__WRITTEN PROBLEM__
List the lines of this listing that hold the word "image".

__SUPPLIED RECORDS__
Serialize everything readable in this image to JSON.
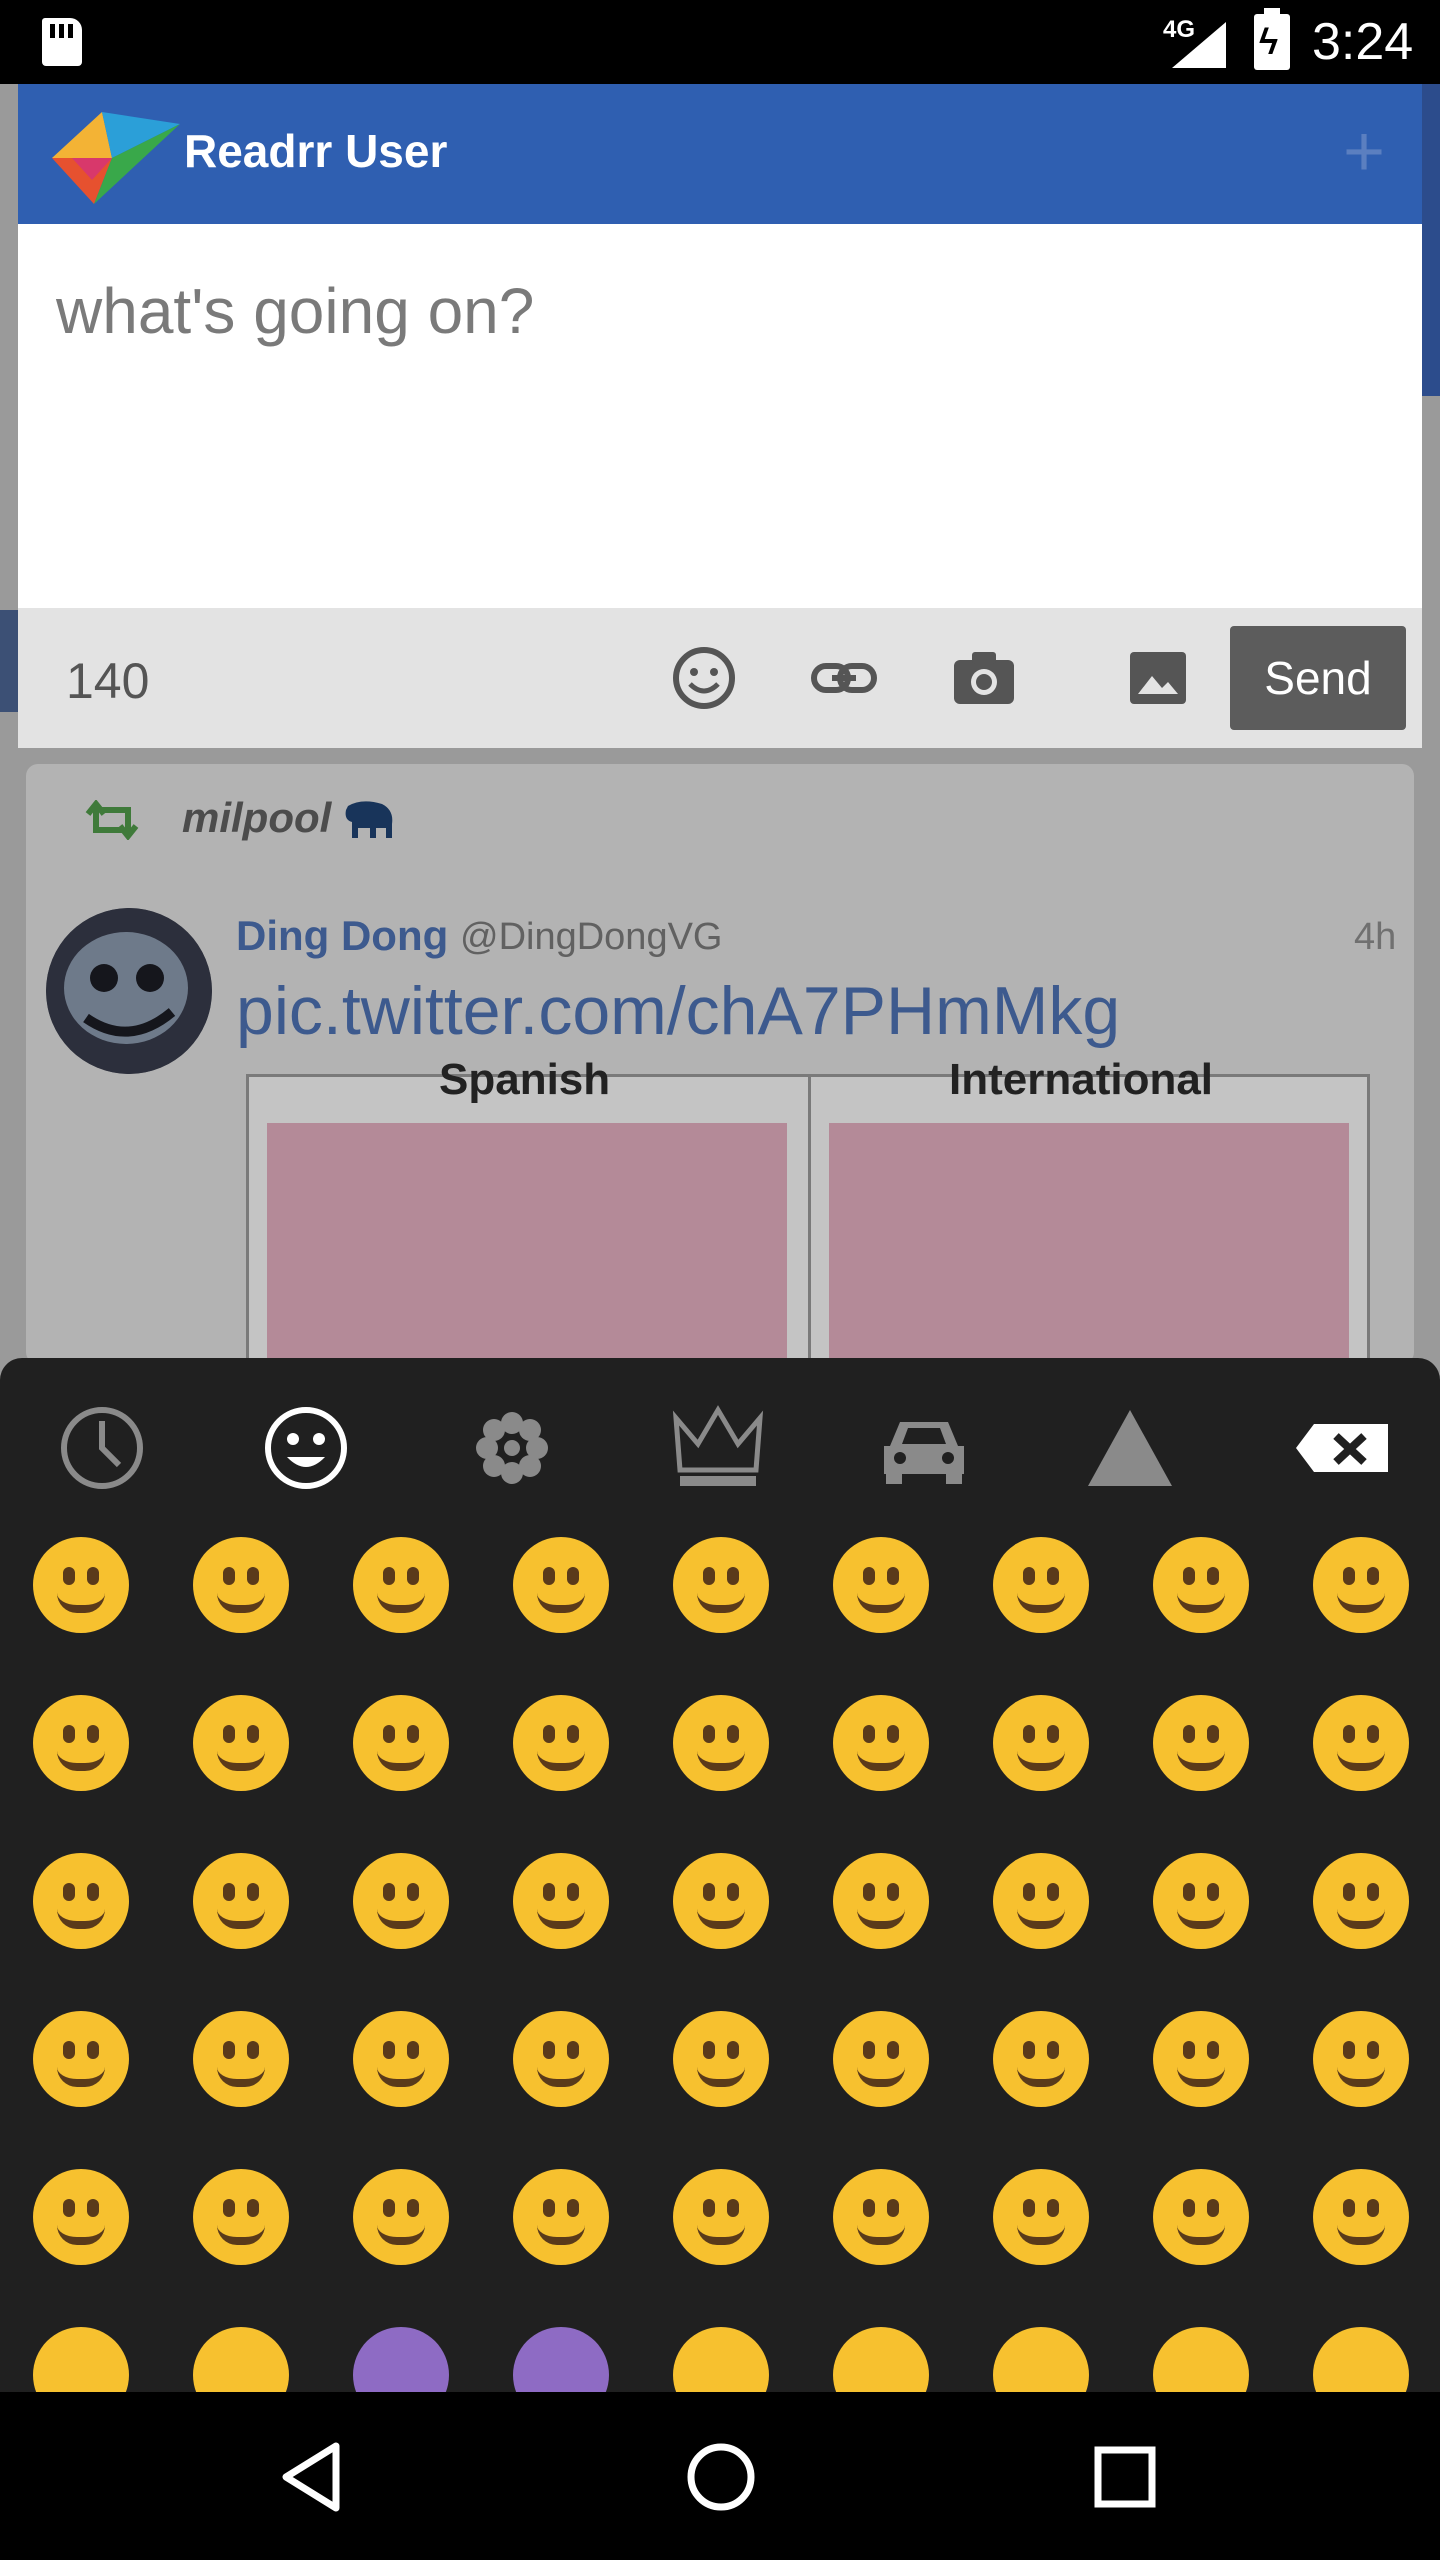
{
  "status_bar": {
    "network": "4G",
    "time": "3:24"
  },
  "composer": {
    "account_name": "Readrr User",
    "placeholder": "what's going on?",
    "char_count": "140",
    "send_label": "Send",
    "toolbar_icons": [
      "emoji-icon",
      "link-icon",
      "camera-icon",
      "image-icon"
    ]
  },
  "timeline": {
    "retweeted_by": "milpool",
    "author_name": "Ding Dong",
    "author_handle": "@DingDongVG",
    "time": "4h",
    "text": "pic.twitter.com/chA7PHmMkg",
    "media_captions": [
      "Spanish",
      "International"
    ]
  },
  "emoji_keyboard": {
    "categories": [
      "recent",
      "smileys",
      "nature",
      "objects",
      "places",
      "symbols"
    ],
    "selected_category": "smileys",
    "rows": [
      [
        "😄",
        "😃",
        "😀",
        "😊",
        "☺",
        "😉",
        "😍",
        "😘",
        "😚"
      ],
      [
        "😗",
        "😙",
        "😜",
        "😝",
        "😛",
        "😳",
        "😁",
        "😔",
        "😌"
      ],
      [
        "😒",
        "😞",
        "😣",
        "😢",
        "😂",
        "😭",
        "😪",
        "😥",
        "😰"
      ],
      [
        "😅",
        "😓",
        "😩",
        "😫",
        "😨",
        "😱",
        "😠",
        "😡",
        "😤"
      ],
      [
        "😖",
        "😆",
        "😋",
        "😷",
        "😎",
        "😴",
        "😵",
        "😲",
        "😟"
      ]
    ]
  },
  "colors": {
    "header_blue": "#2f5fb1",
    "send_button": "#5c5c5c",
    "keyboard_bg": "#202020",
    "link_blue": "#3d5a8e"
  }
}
---
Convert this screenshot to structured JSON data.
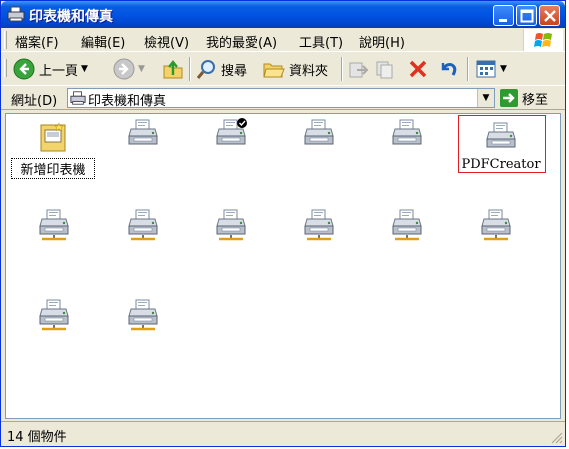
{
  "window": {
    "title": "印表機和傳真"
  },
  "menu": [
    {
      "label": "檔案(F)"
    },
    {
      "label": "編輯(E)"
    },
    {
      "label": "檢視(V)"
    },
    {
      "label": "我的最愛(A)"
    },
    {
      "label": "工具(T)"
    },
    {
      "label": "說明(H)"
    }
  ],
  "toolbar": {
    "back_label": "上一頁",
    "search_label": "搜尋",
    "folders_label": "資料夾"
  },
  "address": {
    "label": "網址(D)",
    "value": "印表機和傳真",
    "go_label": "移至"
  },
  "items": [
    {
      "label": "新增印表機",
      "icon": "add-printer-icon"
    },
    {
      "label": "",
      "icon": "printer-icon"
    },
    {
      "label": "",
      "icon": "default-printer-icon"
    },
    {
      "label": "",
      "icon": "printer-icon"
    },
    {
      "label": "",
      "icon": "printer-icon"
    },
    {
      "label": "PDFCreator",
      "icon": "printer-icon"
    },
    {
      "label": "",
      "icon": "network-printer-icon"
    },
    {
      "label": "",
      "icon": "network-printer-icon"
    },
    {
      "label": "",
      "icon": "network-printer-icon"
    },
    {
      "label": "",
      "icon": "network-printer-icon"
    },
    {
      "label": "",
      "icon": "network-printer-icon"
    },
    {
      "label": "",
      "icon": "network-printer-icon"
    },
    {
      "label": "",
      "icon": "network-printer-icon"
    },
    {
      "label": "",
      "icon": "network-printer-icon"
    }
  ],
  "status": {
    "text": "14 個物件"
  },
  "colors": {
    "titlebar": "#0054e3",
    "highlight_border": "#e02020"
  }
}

__ANSWER__
Serialize everything readable in this image to JSON.
      "image-icon"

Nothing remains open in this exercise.